(Zadania)
A: Według tekstu o transferze Łączyńskiego, z jakim klubem koszykarz uzgodnił warunki rocznego kontraktu?
B: Wypisz dokładnie wiersze z surowych danych, od wiersza z „zoom-level[interactable]: 100% ⌄” do wiersza z „212, 472, 222]” włącznie.

(Fragment tekstu)
:::

Saga transferowa z udziałem Kamila Łączyńskiego w końcu dobiegła końca! Koszykarzowi bardzo zależało na wyjeździe za granicę, jego nowy agent Gorjan Radonjic był aktywny na rynku, przedstawił mu nawet kilka propozycji.
Z naszych informacji wynika, że Polak był o krok od podpisania umowy z belgijskim Belfius Mons-Hainaut.
Czekał na wieści z Belgii
Łączyński odbył rozmowę z trenerem Bosniciem, który widział go w drużynie. Polak miał już ustalone warunki finansowe, ale klub i trener jasno informowali, że jest też kontrkandydat na pozycję rozgrywającego. I Belgowie ostatecznie postawili na Jabrila Durhama. Gdyby Łączyński trafił do tego klubu, w I rundzie eliminacji Ligi Mistrzów zagrałby z Anwilem Włocławek.
ZOBACZ WIDEO: #dziejesiewsporcie: skoczył nie w Wiśle, a... do wody! Efektowne salto Karla Geigera
Brak satysfakcjonujących ofert zmusił zawodnika do zmiany planów. Łączyński zaczął rozglądać się za pracą na krajowym podwórku. W ostatnich dniach nawiązał kontakt z działaczami Pszczółki Startu Lublin. Stronom szybko udało się ustalić warunki rocznego kontraktu.
Z trybun na parkiet
Jeszcze w sobotę Łączyński z rodziną był na meczu Trefla Sopot ze Stelmetem Enea BC Zielona Góra. Kibice pytali go o przyszłość, ale ten bezradnie rozkładał ręce. Wtedy jeszcze nie wiedział, że tak szybko uda mu się porozumieć z władzami wicemistrza Polski. Trzeba przyznać, że transfer Łączyńskiego to wielkie wzmocnienie lubelskiej drużyny, która w tym sezonie ma chrapkę na zdobycie złotego medalu.

:::

Rekordy adnotacji współrzędnych:

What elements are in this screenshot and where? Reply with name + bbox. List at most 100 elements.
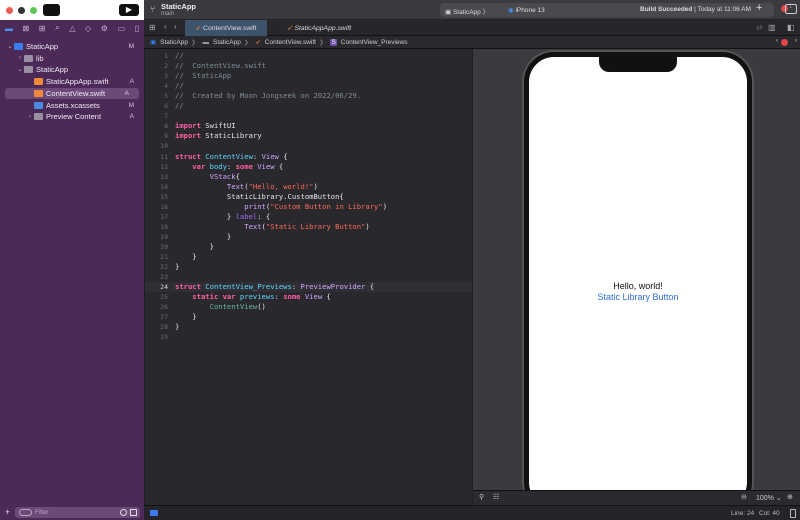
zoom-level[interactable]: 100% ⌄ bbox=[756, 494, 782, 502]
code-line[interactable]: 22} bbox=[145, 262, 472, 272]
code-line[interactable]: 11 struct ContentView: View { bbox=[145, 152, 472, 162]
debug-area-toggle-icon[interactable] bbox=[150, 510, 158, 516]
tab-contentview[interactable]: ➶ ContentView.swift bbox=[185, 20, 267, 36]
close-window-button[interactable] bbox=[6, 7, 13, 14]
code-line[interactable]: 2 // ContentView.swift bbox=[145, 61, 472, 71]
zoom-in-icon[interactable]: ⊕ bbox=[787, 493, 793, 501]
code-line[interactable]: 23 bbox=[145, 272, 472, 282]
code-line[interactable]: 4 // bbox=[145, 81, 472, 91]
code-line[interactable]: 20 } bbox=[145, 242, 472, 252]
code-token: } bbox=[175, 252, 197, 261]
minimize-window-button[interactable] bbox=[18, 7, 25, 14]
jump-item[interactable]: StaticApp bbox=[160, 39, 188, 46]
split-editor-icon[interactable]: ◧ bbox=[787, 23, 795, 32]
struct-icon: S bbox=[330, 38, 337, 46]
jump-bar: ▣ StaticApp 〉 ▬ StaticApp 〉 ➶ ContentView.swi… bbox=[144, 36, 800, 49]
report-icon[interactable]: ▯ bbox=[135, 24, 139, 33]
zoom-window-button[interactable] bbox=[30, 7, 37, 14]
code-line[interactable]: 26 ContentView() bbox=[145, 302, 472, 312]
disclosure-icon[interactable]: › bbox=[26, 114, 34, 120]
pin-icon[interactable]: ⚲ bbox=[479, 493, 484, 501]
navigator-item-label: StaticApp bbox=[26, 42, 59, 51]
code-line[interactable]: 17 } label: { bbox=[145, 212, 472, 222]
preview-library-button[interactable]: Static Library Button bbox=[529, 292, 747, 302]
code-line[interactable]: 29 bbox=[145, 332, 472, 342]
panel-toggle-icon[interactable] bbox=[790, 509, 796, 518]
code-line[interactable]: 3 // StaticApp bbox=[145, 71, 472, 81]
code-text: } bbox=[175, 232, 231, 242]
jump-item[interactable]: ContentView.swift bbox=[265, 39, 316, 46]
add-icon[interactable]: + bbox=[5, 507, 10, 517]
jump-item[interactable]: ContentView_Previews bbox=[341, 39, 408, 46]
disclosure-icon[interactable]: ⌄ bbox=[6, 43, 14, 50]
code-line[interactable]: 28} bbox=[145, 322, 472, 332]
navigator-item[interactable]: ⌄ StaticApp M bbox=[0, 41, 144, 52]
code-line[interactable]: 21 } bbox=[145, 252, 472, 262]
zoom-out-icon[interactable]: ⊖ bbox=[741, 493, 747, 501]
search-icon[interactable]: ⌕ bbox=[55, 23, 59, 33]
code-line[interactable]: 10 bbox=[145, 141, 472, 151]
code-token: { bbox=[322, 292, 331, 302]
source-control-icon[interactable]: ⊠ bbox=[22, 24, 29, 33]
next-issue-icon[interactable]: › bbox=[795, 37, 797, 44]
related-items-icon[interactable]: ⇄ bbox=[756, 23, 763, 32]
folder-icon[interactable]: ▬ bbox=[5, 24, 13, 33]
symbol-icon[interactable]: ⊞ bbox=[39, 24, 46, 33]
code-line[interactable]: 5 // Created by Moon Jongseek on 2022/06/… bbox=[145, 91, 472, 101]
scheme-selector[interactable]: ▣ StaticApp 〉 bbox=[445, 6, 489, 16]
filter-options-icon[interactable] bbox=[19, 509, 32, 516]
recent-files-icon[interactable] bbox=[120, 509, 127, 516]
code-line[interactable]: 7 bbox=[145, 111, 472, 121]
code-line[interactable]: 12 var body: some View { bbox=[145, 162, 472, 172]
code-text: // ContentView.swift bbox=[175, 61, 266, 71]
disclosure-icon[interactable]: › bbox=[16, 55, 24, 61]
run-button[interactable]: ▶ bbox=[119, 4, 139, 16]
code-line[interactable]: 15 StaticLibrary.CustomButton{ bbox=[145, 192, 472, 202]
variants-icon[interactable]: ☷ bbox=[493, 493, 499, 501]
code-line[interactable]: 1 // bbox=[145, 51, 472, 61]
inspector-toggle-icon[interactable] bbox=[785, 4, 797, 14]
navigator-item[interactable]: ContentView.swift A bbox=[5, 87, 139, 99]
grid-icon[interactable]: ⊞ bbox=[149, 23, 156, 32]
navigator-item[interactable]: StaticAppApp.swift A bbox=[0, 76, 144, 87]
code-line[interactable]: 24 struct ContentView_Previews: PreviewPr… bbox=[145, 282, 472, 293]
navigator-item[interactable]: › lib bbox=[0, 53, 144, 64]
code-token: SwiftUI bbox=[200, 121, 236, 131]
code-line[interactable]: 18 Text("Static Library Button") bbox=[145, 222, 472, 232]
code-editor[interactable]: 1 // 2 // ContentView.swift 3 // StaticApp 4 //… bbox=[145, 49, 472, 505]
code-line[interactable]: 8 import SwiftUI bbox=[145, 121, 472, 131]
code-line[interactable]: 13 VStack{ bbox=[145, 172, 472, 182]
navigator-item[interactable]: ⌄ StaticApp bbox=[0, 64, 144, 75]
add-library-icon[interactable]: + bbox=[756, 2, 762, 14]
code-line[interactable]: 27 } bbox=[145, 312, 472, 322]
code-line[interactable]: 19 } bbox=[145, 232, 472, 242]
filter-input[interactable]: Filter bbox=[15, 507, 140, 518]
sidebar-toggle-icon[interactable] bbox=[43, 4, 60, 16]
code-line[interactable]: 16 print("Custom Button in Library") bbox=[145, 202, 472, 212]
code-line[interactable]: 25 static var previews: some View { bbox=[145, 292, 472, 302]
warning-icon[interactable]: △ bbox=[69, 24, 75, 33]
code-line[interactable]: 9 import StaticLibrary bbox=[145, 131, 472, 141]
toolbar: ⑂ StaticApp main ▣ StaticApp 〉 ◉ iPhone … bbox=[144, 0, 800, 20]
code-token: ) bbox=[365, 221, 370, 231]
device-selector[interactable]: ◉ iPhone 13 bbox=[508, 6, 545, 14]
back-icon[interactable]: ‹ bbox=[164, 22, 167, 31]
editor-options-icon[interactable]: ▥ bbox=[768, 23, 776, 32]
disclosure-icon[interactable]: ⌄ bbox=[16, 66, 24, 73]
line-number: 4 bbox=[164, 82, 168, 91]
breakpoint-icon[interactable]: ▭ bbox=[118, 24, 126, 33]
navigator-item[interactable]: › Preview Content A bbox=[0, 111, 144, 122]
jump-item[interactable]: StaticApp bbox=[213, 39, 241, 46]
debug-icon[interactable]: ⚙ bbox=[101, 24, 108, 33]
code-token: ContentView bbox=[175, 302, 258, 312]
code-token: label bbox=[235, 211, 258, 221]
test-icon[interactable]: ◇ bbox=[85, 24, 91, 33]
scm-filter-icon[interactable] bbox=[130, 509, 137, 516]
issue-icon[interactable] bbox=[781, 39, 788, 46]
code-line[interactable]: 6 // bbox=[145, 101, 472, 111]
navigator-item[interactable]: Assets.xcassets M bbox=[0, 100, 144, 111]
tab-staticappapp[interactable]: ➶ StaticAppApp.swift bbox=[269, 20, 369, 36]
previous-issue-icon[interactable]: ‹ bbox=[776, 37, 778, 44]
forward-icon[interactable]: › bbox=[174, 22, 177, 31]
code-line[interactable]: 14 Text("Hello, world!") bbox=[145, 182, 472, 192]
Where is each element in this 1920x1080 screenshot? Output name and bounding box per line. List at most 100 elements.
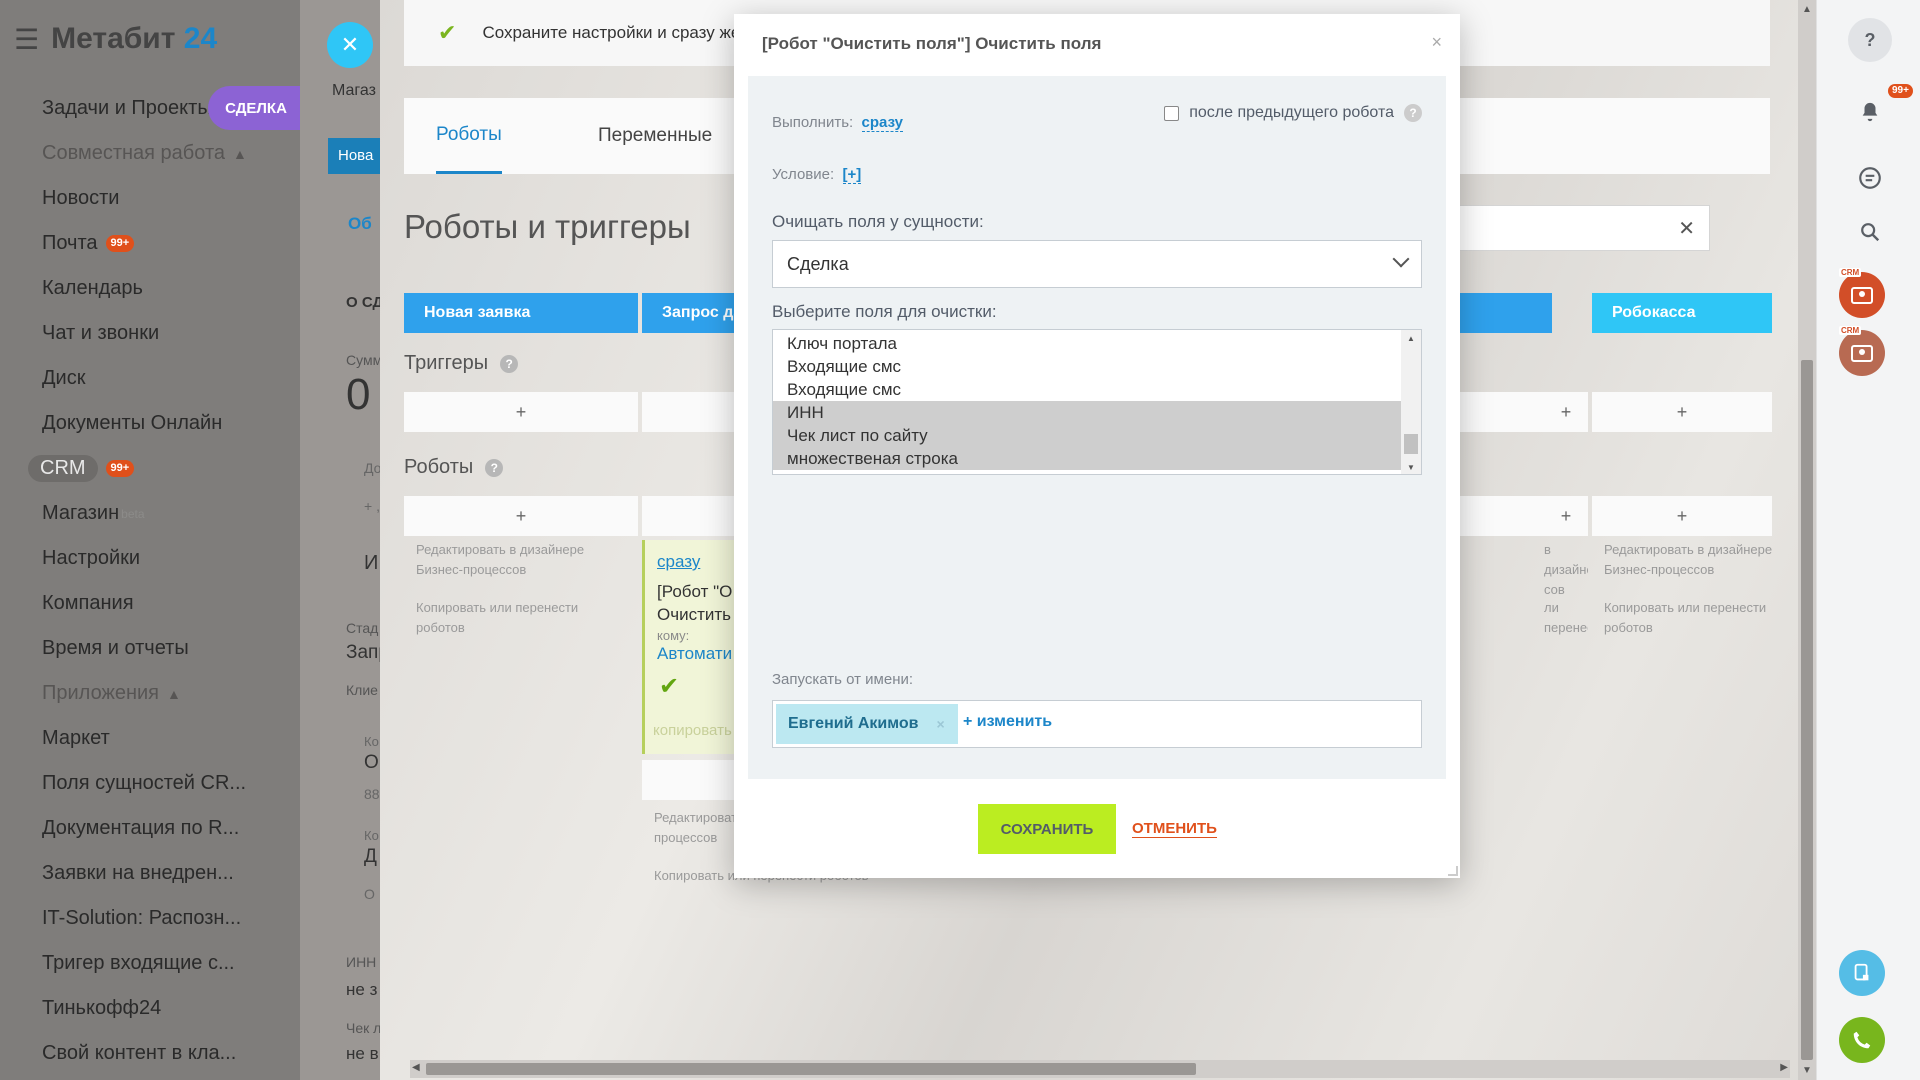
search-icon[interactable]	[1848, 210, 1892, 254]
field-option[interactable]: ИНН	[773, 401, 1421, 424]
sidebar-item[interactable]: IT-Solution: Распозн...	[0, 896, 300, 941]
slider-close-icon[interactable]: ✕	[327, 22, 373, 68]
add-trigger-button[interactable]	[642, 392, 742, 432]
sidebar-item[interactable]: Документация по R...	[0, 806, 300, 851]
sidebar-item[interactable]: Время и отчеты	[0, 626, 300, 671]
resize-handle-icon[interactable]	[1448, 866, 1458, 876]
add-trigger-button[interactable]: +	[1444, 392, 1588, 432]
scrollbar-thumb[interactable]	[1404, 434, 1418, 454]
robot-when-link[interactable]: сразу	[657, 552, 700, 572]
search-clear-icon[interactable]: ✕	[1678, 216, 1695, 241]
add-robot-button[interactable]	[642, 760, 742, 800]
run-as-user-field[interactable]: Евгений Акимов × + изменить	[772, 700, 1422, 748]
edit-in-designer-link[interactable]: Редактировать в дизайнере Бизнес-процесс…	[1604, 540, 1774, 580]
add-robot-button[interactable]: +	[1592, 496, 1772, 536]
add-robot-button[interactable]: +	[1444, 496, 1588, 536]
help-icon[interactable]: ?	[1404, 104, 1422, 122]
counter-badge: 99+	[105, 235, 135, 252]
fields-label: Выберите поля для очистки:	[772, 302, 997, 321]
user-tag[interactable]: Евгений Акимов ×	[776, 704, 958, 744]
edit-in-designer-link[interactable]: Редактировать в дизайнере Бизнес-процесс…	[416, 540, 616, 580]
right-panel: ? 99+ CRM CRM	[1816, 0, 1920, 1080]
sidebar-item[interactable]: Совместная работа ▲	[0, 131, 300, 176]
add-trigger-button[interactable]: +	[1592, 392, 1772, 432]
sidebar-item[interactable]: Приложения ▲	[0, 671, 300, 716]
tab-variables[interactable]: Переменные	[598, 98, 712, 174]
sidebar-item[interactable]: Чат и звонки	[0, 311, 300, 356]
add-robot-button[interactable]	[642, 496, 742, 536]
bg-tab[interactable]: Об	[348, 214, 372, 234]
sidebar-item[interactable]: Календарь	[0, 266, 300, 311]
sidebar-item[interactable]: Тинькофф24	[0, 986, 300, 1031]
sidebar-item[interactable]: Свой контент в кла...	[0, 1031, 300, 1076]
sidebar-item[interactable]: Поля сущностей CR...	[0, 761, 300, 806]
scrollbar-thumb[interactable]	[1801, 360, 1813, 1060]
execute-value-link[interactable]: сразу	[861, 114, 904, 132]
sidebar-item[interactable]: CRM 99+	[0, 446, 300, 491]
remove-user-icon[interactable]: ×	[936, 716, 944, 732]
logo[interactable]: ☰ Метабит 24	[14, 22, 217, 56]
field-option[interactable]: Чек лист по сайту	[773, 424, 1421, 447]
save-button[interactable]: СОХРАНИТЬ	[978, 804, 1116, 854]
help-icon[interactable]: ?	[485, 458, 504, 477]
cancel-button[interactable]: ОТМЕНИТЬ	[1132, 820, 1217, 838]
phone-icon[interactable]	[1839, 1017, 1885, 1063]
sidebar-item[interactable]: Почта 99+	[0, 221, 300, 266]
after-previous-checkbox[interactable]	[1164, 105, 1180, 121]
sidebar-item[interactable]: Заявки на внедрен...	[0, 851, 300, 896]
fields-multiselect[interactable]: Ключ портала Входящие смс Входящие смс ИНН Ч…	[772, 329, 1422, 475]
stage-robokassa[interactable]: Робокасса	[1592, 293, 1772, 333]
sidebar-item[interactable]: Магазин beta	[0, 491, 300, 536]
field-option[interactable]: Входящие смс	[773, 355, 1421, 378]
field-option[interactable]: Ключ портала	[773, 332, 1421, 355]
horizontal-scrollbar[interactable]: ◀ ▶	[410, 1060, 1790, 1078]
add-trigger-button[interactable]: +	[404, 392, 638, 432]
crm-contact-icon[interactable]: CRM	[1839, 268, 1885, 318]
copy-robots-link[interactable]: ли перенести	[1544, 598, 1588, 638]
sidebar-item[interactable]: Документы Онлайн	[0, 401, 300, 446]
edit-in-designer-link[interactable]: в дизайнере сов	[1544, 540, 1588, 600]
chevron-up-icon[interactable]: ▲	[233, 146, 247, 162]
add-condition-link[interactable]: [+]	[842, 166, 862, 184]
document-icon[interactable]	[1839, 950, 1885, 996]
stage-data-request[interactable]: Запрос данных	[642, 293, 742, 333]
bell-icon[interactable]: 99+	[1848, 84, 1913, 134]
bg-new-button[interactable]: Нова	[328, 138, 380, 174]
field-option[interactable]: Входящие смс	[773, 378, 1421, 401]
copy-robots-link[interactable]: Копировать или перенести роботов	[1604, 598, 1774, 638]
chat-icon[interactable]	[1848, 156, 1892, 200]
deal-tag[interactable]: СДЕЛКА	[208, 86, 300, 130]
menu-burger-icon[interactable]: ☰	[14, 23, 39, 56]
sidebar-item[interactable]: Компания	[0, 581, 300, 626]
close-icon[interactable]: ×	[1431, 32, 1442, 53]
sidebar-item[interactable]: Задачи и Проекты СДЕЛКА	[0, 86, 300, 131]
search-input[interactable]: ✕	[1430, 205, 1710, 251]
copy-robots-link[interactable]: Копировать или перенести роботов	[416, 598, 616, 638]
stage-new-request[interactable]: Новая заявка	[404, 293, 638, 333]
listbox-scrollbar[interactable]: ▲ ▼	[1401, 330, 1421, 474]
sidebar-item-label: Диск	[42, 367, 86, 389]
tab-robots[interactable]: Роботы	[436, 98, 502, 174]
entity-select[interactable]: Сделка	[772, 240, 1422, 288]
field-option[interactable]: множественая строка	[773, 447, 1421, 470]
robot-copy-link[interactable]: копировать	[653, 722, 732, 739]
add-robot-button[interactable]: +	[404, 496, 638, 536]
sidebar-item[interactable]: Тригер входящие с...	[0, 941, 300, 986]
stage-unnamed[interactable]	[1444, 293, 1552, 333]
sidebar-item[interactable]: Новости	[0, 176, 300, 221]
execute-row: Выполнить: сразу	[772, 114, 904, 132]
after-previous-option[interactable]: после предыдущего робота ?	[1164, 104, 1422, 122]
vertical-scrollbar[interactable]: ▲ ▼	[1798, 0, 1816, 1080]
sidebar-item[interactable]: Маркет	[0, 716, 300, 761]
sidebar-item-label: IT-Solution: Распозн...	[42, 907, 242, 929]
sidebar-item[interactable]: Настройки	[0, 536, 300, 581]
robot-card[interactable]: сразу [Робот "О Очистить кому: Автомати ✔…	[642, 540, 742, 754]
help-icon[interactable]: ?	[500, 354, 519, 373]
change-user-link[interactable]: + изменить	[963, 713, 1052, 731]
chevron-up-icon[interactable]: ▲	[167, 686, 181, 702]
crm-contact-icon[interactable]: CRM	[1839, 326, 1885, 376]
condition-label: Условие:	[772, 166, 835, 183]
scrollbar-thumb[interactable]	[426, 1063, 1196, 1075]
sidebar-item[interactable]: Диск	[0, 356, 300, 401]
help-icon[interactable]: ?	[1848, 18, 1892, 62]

:::

(Odpowiedzi)
A: Z Pszczółką Startem Lublin.

B:
zoom-level[interactable]: 100% ⌄ bbox=[756, 494, 782, 502]
code-line[interactable]: 22} bbox=[145, 262, 472, 272]
code-line[interactable]: 11 struct ContentView: View { bbox=[145, 152, 472, 162]
debug-area-toggle-icon[interactable] bbox=[150, 510, 158, 516]
tab-contentview[interactable]: ➶ ContentView.swift bbox=[185, 20, 267, 36]
close-window-button[interactable] bbox=[6, 7, 13, 14]
code-line[interactable]: 2 // ContentView.swift bbox=[145, 61, 472, 71]
zoom-in-icon[interactable]: ⊕ bbox=[787, 493, 793, 501]
code-line[interactable]: 23 bbox=[145, 272, 472, 282]
code-line[interactable]: 4 // bbox=[145, 81, 472, 91]
code-line[interactable]: 20 } bbox=[145, 242, 472, 252]
code-token: } bbox=[175, 252, 197, 261]
minimize-window-button[interactable] bbox=[18, 7, 25, 14]
jump-item[interactable]: StaticApp bbox=[160, 39, 188, 46]
split-editor-icon[interactable]: ◧ bbox=[787, 23, 795, 32]
struct-icon: S bbox=[330, 38, 337, 46]
jump-bar: ▣ StaticApp 〉 ▬ StaticApp 〉 ➶ ContentView.swi… bbox=[144, 36, 800, 49]
report-icon[interactable]: ▯ bbox=[135, 24, 139, 33]
zoom-window-button[interactable] bbox=[30, 7, 37, 14]
code-line[interactable]: 26 ContentView() bbox=[145, 302, 472, 312]
disclosure-icon[interactable]: › bbox=[26, 114, 34, 120]
pin-icon[interactable]: ⚲ bbox=[479, 493, 484, 501]
navigator-item-label: StaticApp bbox=[26, 42, 59, 51]
code-line[interactable]: 17 } label: { bbox=[145, 212, 472, 222]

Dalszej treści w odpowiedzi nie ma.